**WORK REQUIRED**
Retype the lines of the extracted records starting at the line containing "316, 460, 415]" and ending at the line containing "table-row: To melt", with both of those lines included, keeping every character the same.

**Extracted records**

* * * * * * * * *

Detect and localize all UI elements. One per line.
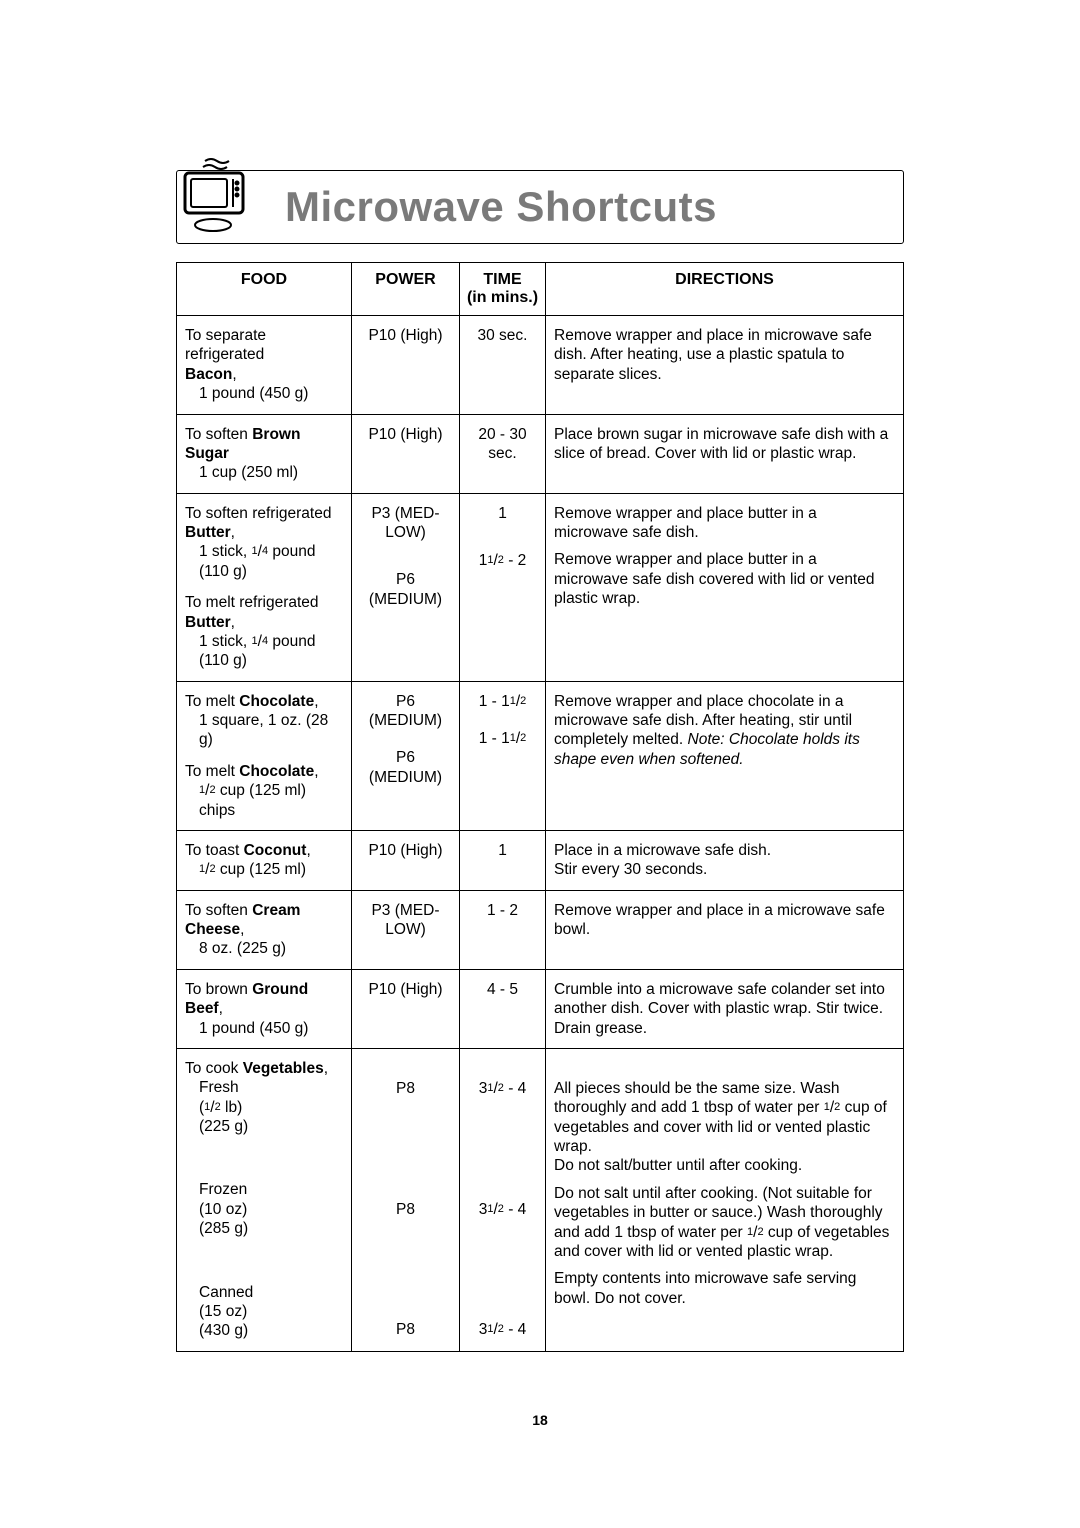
power-cell: P10 (High)	[352, 316, 460, 415]
time-cell: 111/2 - 2	[460, 493, 546, 681]
header-time: TIME (in mins.)	[460, 263, 546, 316]
header-time-l1: TIME	[483, 271, 521, 288]
power-cell: P3 (MED-LOW)P6 (MEDIUM)	[352, 493, 460, 681]
table-row: To soften Cream Cheese,8 oz. (225 g)P3 (…	[177, 890, 904, 969]
food-cell: To melt Chocolate,1 square, 1 oz. (28 g)…	[177, 681, 352, 830]
time-cell: 31/2 - 431/2 - 431/2 - 4	[460, 1048, 546, 1351]
table-row: To melt Chocolate,1 square, 1 oz. (28 g)…	[177, 681, 904, 830]
table-row: To soften refrigerated Butter,1 stick, 1…	[177, 493, 904, 681]
food-cell: To separate refrigeratedBacon,1 pound (4…	[177, 316, 352, 415]
microwave-icon	[175, 143, 275, 243]
directions-cell: Remove wrapper and place in microwave sa…	[546, 316, 904, 415]
header-food: FOOD	[177, 263, 352, 316]
food-cell: To soften Cream Cheese,8 oz. (225 g)	[177, 890, 352, 969]
directions-cell: Remove wrapper and place in a microwave …	[546, 890, 904, 969]
page-number: 18	[0, 1412, 1080, 1428]
food-cell: To brown Ground Beef,1 pound (450 g)	[177, 969, 352, 1048]
table-row: To cook Vegetables,Fresh(1/2 lb)(225 g)F…	[177, 1048, 904, 1351]
power-cell: P6 (MEDIUM)P6 (MEDIUM)	[352, 681, 460, 830]
header-directions: DIRECTIONS	[546, 263, 904, 316]
directions-cell: All pieces should be the same size. Wash…	[546, 1048, 904, 1351]
power-cell: P8P8P8	[352, 1048, 460, 1351]
power-cell: P10 (High)	[352, 414, 460, 493]
food-cell: To cook Vegetables,Fresh(1/2 lb)(225 g)F…	[177, 1048, 352, 1351]
power-cell: P10 (High)	[352, 969, 460, 1048]
time-cell: 4 - 5	[460, 969, 546, 1048]
power-cell: P3 (MED-LOW)	[352, 890, 460, 969]
page-title: Microwave Shortcuts	[285, 183, 717, 231]
table-row: To soften Brown Sugar1 cup (250 ml)P10 (…	[177, 414, 904, 493]
table-row: To toast Coconut,1/2 cup (125 ml)P10 (Hi…	[177, 830, 904, 890]
directions-cell: Place in a microwave safe dish.Stir ever…	[546, 830, 904, 890]
directions-cell: Remove wrapper and place butter in a mic…	[546, 493, 904, 681]
header-power: POWER	[352, 263, 460, 316]
header-time-l2: (in mins.)	[467, 289, 538, 306]
food-cell: To soften refrigerated Butter,1 stick, 1…	[177, 493, 352, 681]
header-row: FOOD POWER TIME (in mins.) DIRECTIONS	[177, 263, 904, 316]
shortcuts-table: FOOD POWER TIME (in mins.) DIRECTIONS To…	[176, 262, 904, 1352]
directions-cell: Place brown sugar in microwave safe dish…	[546, 414, 904, 493]
table-row: To separate refrigeratedBacon,1 pound (4…	[177, 316, 904, 415]
table-row: To brown Ground Beef,1 pound (450 g)P10 …	[177, 969, 904, 1048]
food-cell: To soften Brown Sugar1 cup (250 ml)	[177, 414, 352, 493]
time-cell: 20 - 30 sec.	[460, 414, 546, 493]
time-cell: 1	[460, 830, 546, 890]
directions-cell: Remove wrapper and place chocolate in a …	[546, 681, 904, 830]
time-cell: 1 - 11/21 - 11/2	[460, 681, 546, 830]
time-cell: 30 sec.	[460, 316, 546, 415]
food-cell: To toast Coconut,1/2 cup (125 ml)	[177, 830, 352, 890]
title-box: Microwave Shortcuts	[176, 170, 904, 244]
power-cell: P10 (High)	[352, 830, 460, 890]
directions-cell: Crumble into a microwave safe colander s…	[546, 969, 904, 1048]
time-cell: 1 - 2	[460, 890, 546, 969]
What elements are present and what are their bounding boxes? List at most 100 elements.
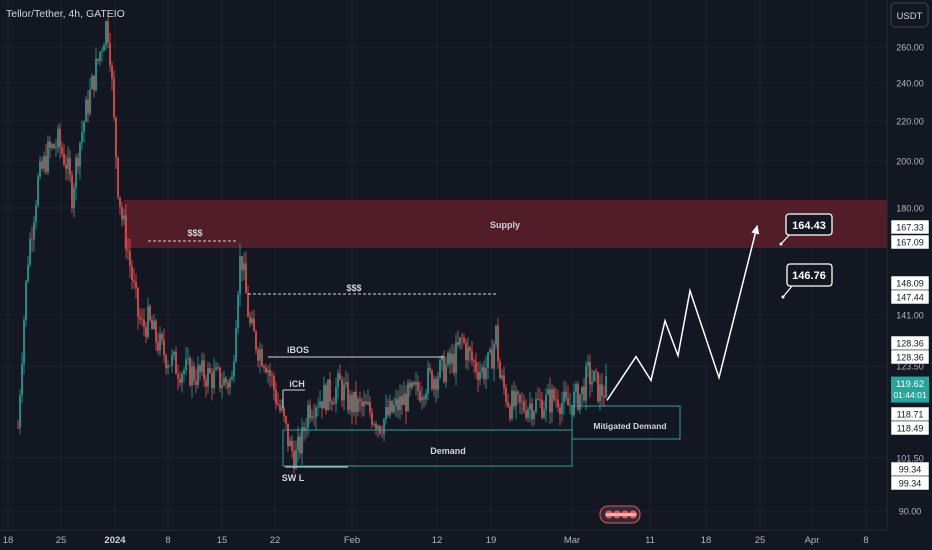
time-tick-label: Mar bbox=[564, 535, 580, 546]
current-price-marker: 119.62 01:44:01 bbox=[891, 376, 929, 403]
candle-body bbox=[171, 354, 173, 366]
price-scale[interactable]: 260.00 240.00 220.00 200.00 180.00 141.00 123.… bbox=[886, 0, 932, 530]
target-callout-1: 164.43 bbox=[779, 213, 833, 246]
price-tick-label: 141.00 bbox=[896, 311, 924, 321]
candle-body bbox=[545, 394, 547, 410]
candle-body bbox=[411, 382, 413, 388]
candle-body bbox=[335, 386, 337, 404]
candle-body bbox=[43, 156, 45, 169]
ibos-level: iBOS bbox=[268, 345, 444, 358]
candles bbox=[17, 15, 607, 475]
candle-body bbox=[485, 368, 487, 380]
candle-body bbox=[339, 373, 341, 381]
candle-body bbox=[477, 371, 479, 380]
candle-body bbox=[531, 403, 533, 420]
candle-body bbox=[125, 215, 127, 250]
price-tick-label: 260.00 bbox=[896, 43, 924, 53]
candle-body bbox=[433, 378, 435, 389]
tradingview-logo-icon[interactable] bbox=[599, 505, 641, 524]
candle-body bbox=[267, 370, 269, 373]
candle-body bbox=[277, 403, 279, 406]
target-box-2 bbox=[786, 263, 833, 287]
candle-body bbox=[239, 255, 241, 295]
candle-body bbox=[567, 398, 569, 406]
candle-body bbox=[163, 340, 165, 356]
candle-body bbox=[81, 132, 83, 143]
candle-body bbox=[365, 401, 367, 405]
candle-body bbox=[381, 433, 383, 435]
candle-body bbox=[459, 337, 461, 345]
supply-zone: Supply bbox=[124, 200, 887, 248]
candle-body bbox=[467, 347, 469, 361]
candle-body bbox=[349, 394, 351, 411]
candle-body bbox=[249, 316, 251, 324]
candle-body bbox=[493, 344, 495, 369]
candle-body bbox=[55, 147, 57, 149]
currency-button[interactable]: USDT bbox=[890, 2, 929, 28]
demand-zone: Demand bbox=[282, 429, 573, 467]
candle-body bbox=[199, 365, 201, 372]
candle-body bbox=[589, 362, 591, 385]
candle-body bbox=[237, 294, 239, 329]
candle-body bbox=[413, 382, 415, 385]
candle-body bbox=[275, 389, 277, 404]
candle-body bbox=[233, 361, 235, 377]
candle-body bbox=[483, 367, 485, 380]
candle-body bbox=[95, 58, 97, 91]
candle-body bbox=[395, 398, 397, 406]
candle-body bbox=[601, 384, 603, 396]
candle-body bbox=[579, 394, 581, 410]
candle-body bbox=[353, 391, 355, 413]
candle-body bbox=[181, 373, 183, 383]
liquidity-level-2: $$$ bbox=[248, 283, 497, 295]
candle-body bbox=[343, 384, 345, 401]
candle-body bbox=[67, 157, 69, 169]
candle-body bbox=[45, 156, 47, 172]
candle-body bbox=[243, 263, 245, 271]
candle-body bbox=[155, 320, 157, 343]
candle-body bbox=[541, 399, 543, 418]
candle-body bbox=[121, 206, 123, 220]
candle-body bbox=[57, 128, 59, 148]
candle-body bbox=[79, 142, 81, 167]
candle-body bbox=[309, 404, 311, 419]
candle-body bbox=[61, 147, 63, 154]
swing-low-label: SW L bbox=[282, 473, 305, 483]
candle-body bbox=[553, 389, 555, 400]
candle-body bbox=[487, 352, 489, 369]
price-label-box: 118.71 bbox=[890, 406, 930, 422]
price-tick-label: 90.00 bbox=[899, 507, 922, 517]
candle-body bbox=[127, 249, 129, 252]
price-tick-label: 101.50 bbox=[896, 454, 924, 464]
time-tick-label: 22 bbox=[270, 535, 281, 546]
time-axis[interactable]: 18 25 2024 8 15 22 Feb 12 19 Mar 11 18 25 Apr 8 bbox=[0, 529, 932, 550]
candle-body bbox=[129, 251, 131, 267]
candle-body bbox=[251, 318, 253, 324]
time-tick-label: 18 bbox=[3, 535, 14, 546]
candle-body bbox=[93, 75, 95, 91]
candle-body bbox=[387, 407, 389, 416]
liquidity-label-1: $$$ bbox=[187, 228, 202, 238]
candle-body bbox=[525, 410, 527, 418]
time-tick-label: 18 bbox=[701, 535, 712, 546]
price-tick-label: 123.50 bbox=[896, 362, 924, 372]
candle-body bbox=[587, 362, 589, 366]
price-tick-label: 200.00 bbox=[896, 157, 924, 167]
candle-body bbox=[87, 99, 89, 114]
candle-body bbox=[453, 354, 455, 373]
candle-body bbox=[449, 352, 451, 364]
candle-body bbox=[133, 280, 135, 282]
candle-body bbox=[465, 342, 467, 361]
candle-body bbox=[359, 398, 361, 402]
candle-body bbox=[535, 399, 537, 412]
candle-body bbox=[427, 367, 429, 394]
candle-body bbox=[111, 65, 113, 79]
candle-body bbox=[149, 306, 151, 321]
candle-body bbox=[573, 391, 575, 416]
candle-body bbox=[213, 369, 215, 388]
candle-body bbox=[295, 450, 297, 469]
candle-body bbox=[287, 423, 289, 447]
candle-body bbox=[315, 407, 317, 418]
supply-label: Supply bbox=[490, 220, 520, 230]
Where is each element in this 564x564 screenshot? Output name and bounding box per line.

* * * * * * * * *

**TASK SOLUTION**
power-cell: P10 (High)	[352, 316, 460, 415]
time-cell: 111/2 - 2	[460, 493, 546, 681]
header-time: TIME (in mins.)	[460, 263, 546, 316]
header-time-l1: TIME	[483, 271, 521, 288]
power-cell: P3 (MED-LOW)P6 (MEDIUM)	[352, 493, 460, 681]
table-row: To soften Cream Cheese,8 oz. (225 g)P3 (…	[177, 890, 904, 969]
food-cell: To melt Chocolate,1 square, 1 oz. (28 g)…	[177, 681, 352, 830]
time-cell: 31/2 - 431/2 - 431/2 - 4	[460, 1048, 546, 1351]
table-row: To melt Chocolate,1 square, 1 oz. (28 g)…	[177, 681, 904, 830]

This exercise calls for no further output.